* BEGIN MATERIAL *
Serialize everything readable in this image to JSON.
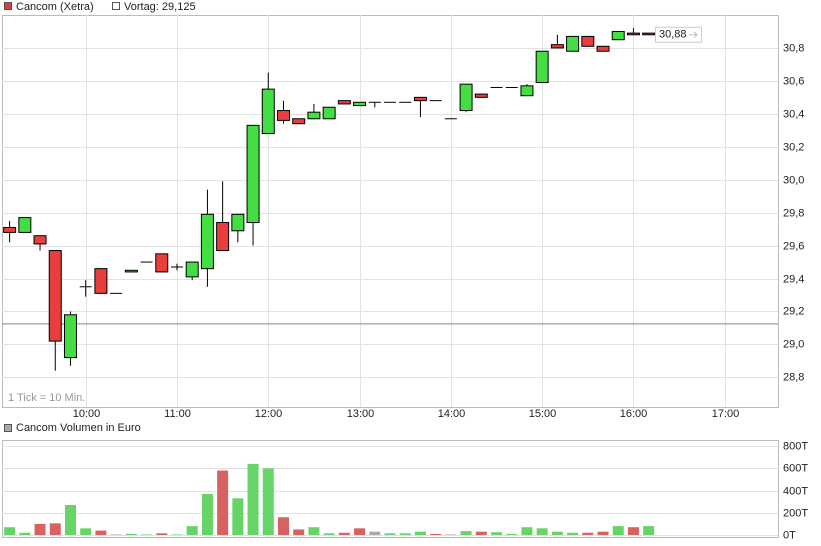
{
  "chart_data": [
    {
      "type": "candlestick",
      "series_name": "Cancom (Xetra)",
      "series_color": "#e03c3c",
      "reference_line": {
        "label": "Vortag: 29,125",
        "value": 29.125,
        "color": "#888888"
      },
      "annotation": "1 Tick = 10 Min.",
      "last_value": 30.88,
      "last_value_label": "30,88",
      "up_color": "#44dd44",
      "down_color": "#e83e3e",
      "x": [
        550,
        560,
        570,
        580,
        590,
        600,
        610,
        620,
        630,
        640,
        650,
        660,
        670,
        680,
        690,
        700,
        710,
        720,
        730,
        740,
        750,
        760,
        770,
        780,
        790,
        800,
        810,
        820,
        830,
        840,
        850,
        860,
        870,
        880,
        890,
        900,
        910,
        920,
        930,
        940,
        950,
        960,
        970
      ],
      "open": [
        29.71,
        29.68,
        29.66,
        29.57,
        28.92,
        29.35,
        29.46,
        29.31,
        29.44,
        29.5,
        29.55,
        29.47,
        29.41,
        29.46,
        29.74,
        29.69,
        29.74,
        30.28,
        30.42,
        30.37,
        30.37,
        30.37,
        30.48,
        30.45,
        30.47,
        30.47,
        30.47,
        30.5,
        30.48,
        30.37,
        30.42,
        30.52,
        30.56,
        30.56,
        30.51,
        30.59,
        30.82,
        30.78,
        30.87,
        30.81,
        30.85,
        30.89,
        30.89
      ],
      "high": [
        29.75,
        29.77,
        29.66,
        29.57,
        29.2,
        29.39,
        29.46,
        29.31,
        29.45,
        29.5,
        29.55,
        29.49,
        29.5,
        29.94,
        29.99,
        29.79,
        30.33,
        30.65,
        30.48,
        30.37,
        30.46,
        30.44,
        30.48,
        30.47,
        30.47,
        30.47,
        30.47,
        30.5,
        30.48,
        30.37,
        30.58,
        30.52,
        30.56,
        30.56,
        30.58,
        30.78,
        30.88,
        30.87,
        30.87,
        30.81,
        30.9,
        30.92,
        30.89
      ],
      "low": [
        29.62,
        29.68,
        29.57,
        28.84,
        28.87,
        29.29,
        29.31,
        29.31,
        29.44,
        29.5,
        29.44,
        29.45,
        29.39,
        29.35,
        29.57,
        29.62,
        29.6,
        30.28,
        30.34,
        30.34,
        30.37,
        30.37,
        30.46,
        30.45,
        30.44,
        30.47,
        30.47,
        30.38,
        30.48,
        30.37,
        30.41,
        30.5,
        30.56,
        30.56,
        30.51,
        30.59,
        30.8,
        30.78,
        30.81,
        30.78,
        30.85,
        30.88,
        30.88
      ],
      "close": [
        29.68,
        29.77,
        29.61,
        29.02,
        29.18,
        29.35,
        29.31,
        29.31,
        29.45,
        29.5,
        29.44,
        29.47,
        29.5,
        29.79,
        29.57,
        29.79,
        30.33,
        30.55,
        30.36,
        30.34,
        30.41,
        30.44,
        30.46,
        30.47,
        30.47,
        30.47,
        30.47,
        30.48,
        30.48,
        30.37,
        30.58,
        30.5,
        30.56,
        30.56,
        30.57,
        30.78,
        30.8,
        30.87,
        30.81,
        30.78,
        30.9,
        30.88,
        30.88
      ],
      "xlim": [
        545,
        1055
      ],
      "xticks": [
        {
          "value": 600,
          "label": "10:00"
        },
        {
          "value": 660,
          "label": "11:00"
        },
        {
          "value": 720,
          "label": "12:00"
        },
        {
          "value": 780,
          "label": "13:00"
        },
        {
          "value": 840,
          "label": "14:00"
        },
        {
          "value": 900,
          "label": "15:00"
        },
        {
          "value": 960,
          "label": "16:00"
        },
        {
          "value": 1020,
          "label": "17:00"
        }
      ],
      "ylim": [
        28.62,
        31.0
      ],
      "yticks": [
        {
          "value": 28.8,
          "label": "28,8"
        },
        {
          "value": 29.0,
          "label": "29,0"
        },
        {
          "value": 29.2,
          "label": "29,2"
        },
        {
          "value": 29.4,
          "label": "29,4"
        },
        {
          "value": 29.6,
          "label": "29,6"
        },
        {
          "value": 29.8,
          "label": "29,8"
        },
        {
          "value": 30.0,
          "label": "30,0"
        },
        {
          "value": 30.2,
          "label": "30,2"
        },
        {
          "value": 30.4,
          "label": "30,4"
        },
        {
          "value": 30.6,
          "label": "30,6"
        },
        {
          "value": 30.8,
          "label": "30,8"
        }
      ],
      "grid": true
    },
    {
      "type": "bar",
      "title": "Cancom Volumen in Euro",
      "title_color": "#aaaaaa",
      "x": [
        550,
        560,
        570,
        580,
        590,
        600,
        610,
        620,
        630,
        640,
        650,
        660,
        670,
        680,
        690,
        700,
        710,
        720,
        730,
        740,
        750,
        760,
        770,
        780,
        790,
        800,
        810,
        820,
        830,
        840,
        850,
        860,
        870,
        880,
        890,
        900,
        910,
        920,
        930,
        940,
        950,
        960,
        970
      ],
      "values": [
        70,
        20,
        100,
        105,
        270,
        60,
        40,
        5,
        10,
        5,
        15,
        5,
        80,
        370,
        580,
        330,
        640,
        600,
        160,
        50,
        70,
        15,
        20,
        60,
        30,
        15,
        15,
        30,
        10,
        5,
        35,
        30,
        25,
        10,
        70,
        60,
        30,
        20,
        20,
        30,
        80,
        70,
        80
      ],
      "colors": [
        "#66d466",
        "#66d466",
        "#d86262",
        "#d86262",
        "#66d466",
        "#66d466",
        "#d86262",
        "#aaaaaa",
        "#66d466",
        "#66d466",
        "#d86262",
        "#66d466",
        "#66d466",
        "#66d466",
        "#d86262",
        "#66d466",
        "#66d466",
        "#66d466",
        "#d86262",
        "#d86262",
        "#66d466",
        "#66d466",
        "#d86262",
        "#d86262",
        "#aaaaaa",
        "#66d466",
        "#66d466",
        "#66d466",
        "#d86262",
        "#aaaaaa",
        "#66d466",
        "#d86262",
        "#66d466",
        "#66d466",
        "#66d466",
        "#66d466",
        "#66d466",
        "#66d466",
        "#d86262",
        "#d86262",
        "#66d466",
        "#d86262",
        "#66d466"
      ],
      "xlim": [
        545,
        1055
      ],
      "ylim": [
        0,
        855
      ],
      "yticks": [
        {
          "value": 0,
          "label": "0T"
        },
        {
          "value": 200,
          "label": "200T"
        },
        {
          "value": 400,
          "label": "400T"
        },
        {
          "value": 600,
          "label": "600T"
        },
        {
          "value": 800,
          "label": "800T"
        }
      ],
      "grid": true
    }
  ]
}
* END MATERIAL *
• **REQUIRED WORK**: Restate the whole listing above exactly, except for its images.

• **SOLVED EXERCISE**:
Serialize everything readable in this image to JSON.
{
  "chart_data": [
    {
      "type": "candlestick",
      "series_name": "Cancom (Xetra)",
      "series_color": "#e03c3c",
      "reference_line": {
        "label": "Vortag: 29,125",
        "value": 29.125,
        "color": "#888888"
      },
      "annotation": "1 Tick = 10 Min.",
      "last_value": 30.88,
      "last_value_label": "30,88",
      "up_color": "#44dd44",
      "down_color": "#e83e3e",
      "x": [
        550,
        560,
        570,
        580,
        590,
        600,
        610,
        620,
        630,
        640,
        650,
        660,
        670,
        680,
        690,
        700,
        710,
        720,
        730,
        740,
        750,
        760,
        770,
        780,
        790,
        800,
        810,
        820,
        830,
        840,
        850,
        860,
        870,
        880,
        890,
        900,
        910,
        920,
        930,
        940,
        950,
        960,
        970
      ],
      "open": [
        29.71,
        29.68,
        29.66,
        29.57,
        28.92,
        29.35,
        29.46,
        29.31,
        29.44,
        29.5,
        29.55,
        29.47,
        29.41,
        29.46,
        29.74,
        29.69,
        29.74,
        30.28,
        30.42,
        30.37,
        30.37,
        30.37,
        30.48,
        30.45,
        30.47,
        30.47,
        30.47,
        30.5,
        30.48,
        30.37,
        30.42,
        30.52,
        30.56,
        30.56,
        30.51,
        30.59,
        30.82,
        30.78,
        30.87,
        30.81,
        30.85,
        30.89,
        30.89
      ],
      "high": [
        29.75,
        29.77,
        29.66,
        29.57,
        29.2,
        29.39,
        29.46,
        29.31,
        29.45,
        29.5,
        29.55,
        29.49,
        29.5,
        29.94,
        29.99,
        29.79,
        30.33,
        30.65,
        30.48,
        30.37,
        30.46,
        30.44,
        30.48,
        30.47,
        30.47,
        30.47,
        30.47,
        30.5,
        30.48,
        30.37,
        30.58,
        30.52,
        30.56,
        30.56,
        30.58,
        30.78,
        30.88,
        30.87,
        30.87,
        30.81,
        30.9,
        30.92,
        30.89
      ],
      "low": [
        29.62,
        29.68,
        29.57,
        28.84,
        28.87,
        29.29,
        29.31,
        29.31,
        29.44,
        29.5,
        29.44,
        29.45,
        29.39,
        29.35,
        29.57,
        29.62,
        29.6,
        30.28,
        30.34,
        30.34,
        30.37,
        30.37,
        30.46,
        30.45,
        30.44,
        30.47,
        30.47,
        30.38,
        30.48,
        30.37,
        30.41,
        30.5,
        30.56,
        30.56,
        30.51,
        30.59,
        30.8,
        30.78,
        30.81,
        30.78,
        30.85,
        30.88,
        30.88
      ],
      "close": [
        29.68,
        29.77,
        29.61,
        29.02,
        29.18,
        29.35,
        29.31,
        29.31,
        29.45,
        29.5,
        29.44,
        29.47,
        29.5,
        29.79,
        29.57,
        29.79,
        30.33,
        30.55,
        30.36,
        30.34,
        30.41,
        30.44,
        30.46,
        30.47,
        30.47,
        30.47,
        30.47,
        30.48,
        30.48,
        30.37,
        30.58,
        30.5,
        30.56,
        30.56,
        30.57,
        30.78,
        30.8,
        30.87,
        30.81,
        30.78,
        30.9,
        30.88,
        30.88
      ],
      "xlim": [
        545,
        1055
      ],
      "xticks": [
        {
          "value": 600,
          "label": "10:00"
        },
        {
          "value": 660,
          "label": "11:00"
        },
        {
          "value": 720,
          "label": "12:00"
        },
        {
          "value": 780,
          "label": "13:00"
        },
        {
          "value": 840,
          "label": "14:00"
        },
        {
          "value": 900,
          "label": "15:00"
        },
        {
          "value": 960,
          "label": "16:00"
        },
        {
          "value": 1020,
          "label": "17:00"
        }
      ],
      "ylim": [
        28.62,
        31.0
      ],
      "yticks": [
        {
          "value": 28.8,
          "label": "28,8"
        },
        {
          "value": 29.0,
          "label": "29,0"
        },
        {
          "value": 29.2,
          "label": "29,2"
        },
        {
          "value": 29.4,
          "label": "29,4"
        },
        {
          "value": 29.6,
          "label": "29,6"
        },
        {
          "value": 29.8,
          "label": "29,8"
        },
        {
          "value": 30.0,
          "label": "30,0"
        },
        {
          "value": 30.2,
          "label": "30,2"
        },
        {
          "value": 30.4,
          "label": "30,4"
        },
        {
          "value": 30.6,
          "label": "30,6"
        },
        {
          "value": 30.8,
          "label": "30,8"
        }
      ],
      "grid": true
    },
    {
      "type": "bar",
      "title": "Cancom Volumen in Euro",
      "title_color": "#aaaaaa",
      "x": [
        550,
        560,
        570,
        580,
        590,
        600,
        610,
        620,
        630,
        640,
        650,
        660,
        670,
        680,
        690,
        700,
        710,
        720,
        730,
        740,
        750,
        760,
        770,
        780,
        790,
        800,
        810,
        820,
        830,
        840,
        850,
        860,
        870,
        880,
        890,
        900,
        910,
        920,
        930,
        940,
        950,
        960,
        970
      ],
      "values": [
        70,
        20,
        100,
        105,
        270,
        60,
        40,
        5,
        10,
        5,
        15,
        5,
        80,
        370,
        580,
        330,
        640,
        600,
        160,
        50,
        70,
        15,
        20,
        60,
        30,
        15,
        15,
        30,
        10,
        5,
        35,
        30,
        25,
        10,
        70,
        60,
        30,
        20,
        20,
        30,
        80,
        70,
        80
      ],
      "colors": [
        "#66d466",
        "#66d466",
        "#d86262",
        "#d86262",
        "#66d466",
        "#66d466",
        "#d86262",
        "#aaaaaa",
        "#66d466",
        "#66d466",
        "#d86262",
        "#66d466",
        "#66d466",
        "#66d466",
        "#d86262",
        "#66d466",
        "#66d466",
        "#66d466",
        "#d86262",
        "#d86262",
        "#66d466",
        "#66d466",
        "#d86262",
        "#d86262",
        "#aaaaaa",
        "#66d466",
        "#66d466",
        "#66d466",
        "#d86262",
        "#aaaaaa",
        "#66d466",
        "#d86262",
        "#66d466",
        "#66d466",
        "#66d466",
        "#66d466",
        "#66d466",
        "#66d466",
        "#d86262",
        "#d86262",
        "#66d466",
        "#d86262",
        "#66d466"
      ],
      "xlim": [
        545,
        1055
      ],
      "ylim": [
        0,
        855
      ],
      "yticks": [
        {
          "value": 0,
          "label": "0T"
        },
        {
          "value": 200,
          "label": "200T"
        },
        {
          "value": 400,
          "label": "400T"
        },
        {
          "value": 600,
          "label": "600T"
        },
        {
          "value": 800,
          "label": "800T"
        }
      ],
      "grid": true
    }
  ]
}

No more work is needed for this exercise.